** START EXCERPTED DATA **

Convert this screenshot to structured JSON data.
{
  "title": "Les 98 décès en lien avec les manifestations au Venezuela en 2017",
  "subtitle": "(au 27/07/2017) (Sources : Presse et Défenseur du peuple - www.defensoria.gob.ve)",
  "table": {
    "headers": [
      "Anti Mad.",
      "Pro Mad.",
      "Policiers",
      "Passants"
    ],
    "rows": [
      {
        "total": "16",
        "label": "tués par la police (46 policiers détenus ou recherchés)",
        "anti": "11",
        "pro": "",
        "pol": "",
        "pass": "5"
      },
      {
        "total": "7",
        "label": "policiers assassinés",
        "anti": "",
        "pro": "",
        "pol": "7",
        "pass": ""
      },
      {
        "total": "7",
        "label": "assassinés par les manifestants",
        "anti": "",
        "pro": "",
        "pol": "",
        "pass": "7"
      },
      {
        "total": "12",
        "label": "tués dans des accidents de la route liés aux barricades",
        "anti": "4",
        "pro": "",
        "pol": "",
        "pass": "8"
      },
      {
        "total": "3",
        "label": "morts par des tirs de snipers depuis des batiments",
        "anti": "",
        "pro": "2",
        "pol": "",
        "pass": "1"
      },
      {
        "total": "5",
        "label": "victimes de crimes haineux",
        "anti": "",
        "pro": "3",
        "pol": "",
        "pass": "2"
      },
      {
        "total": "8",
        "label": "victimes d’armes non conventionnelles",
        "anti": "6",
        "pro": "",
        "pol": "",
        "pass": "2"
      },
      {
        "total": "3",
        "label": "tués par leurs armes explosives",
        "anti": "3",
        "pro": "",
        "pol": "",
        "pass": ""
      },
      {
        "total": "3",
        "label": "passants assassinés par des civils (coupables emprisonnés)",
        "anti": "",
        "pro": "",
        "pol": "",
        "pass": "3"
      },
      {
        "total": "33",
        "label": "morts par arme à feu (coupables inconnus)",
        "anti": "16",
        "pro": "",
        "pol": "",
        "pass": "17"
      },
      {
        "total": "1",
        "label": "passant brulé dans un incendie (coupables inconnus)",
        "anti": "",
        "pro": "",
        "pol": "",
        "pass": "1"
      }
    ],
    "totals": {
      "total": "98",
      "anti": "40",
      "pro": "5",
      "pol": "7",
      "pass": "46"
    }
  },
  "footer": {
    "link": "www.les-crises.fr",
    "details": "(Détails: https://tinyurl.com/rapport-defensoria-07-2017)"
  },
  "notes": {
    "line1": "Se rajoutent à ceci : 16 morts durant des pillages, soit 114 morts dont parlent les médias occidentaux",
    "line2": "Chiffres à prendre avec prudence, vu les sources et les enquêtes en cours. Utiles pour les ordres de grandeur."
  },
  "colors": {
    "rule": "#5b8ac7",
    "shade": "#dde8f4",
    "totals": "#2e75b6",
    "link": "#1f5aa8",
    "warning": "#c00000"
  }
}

** END EXCERPTED DATA **

DIRECTIONS:
Filter the entries down to the lines containing "dans". Copy each of those lines.

WORKED ANSWER:
        "label": "tués dans des accidents de la route liés aux barricades",
        "label": "passant brulé dans un incendie (coupables inconnus)",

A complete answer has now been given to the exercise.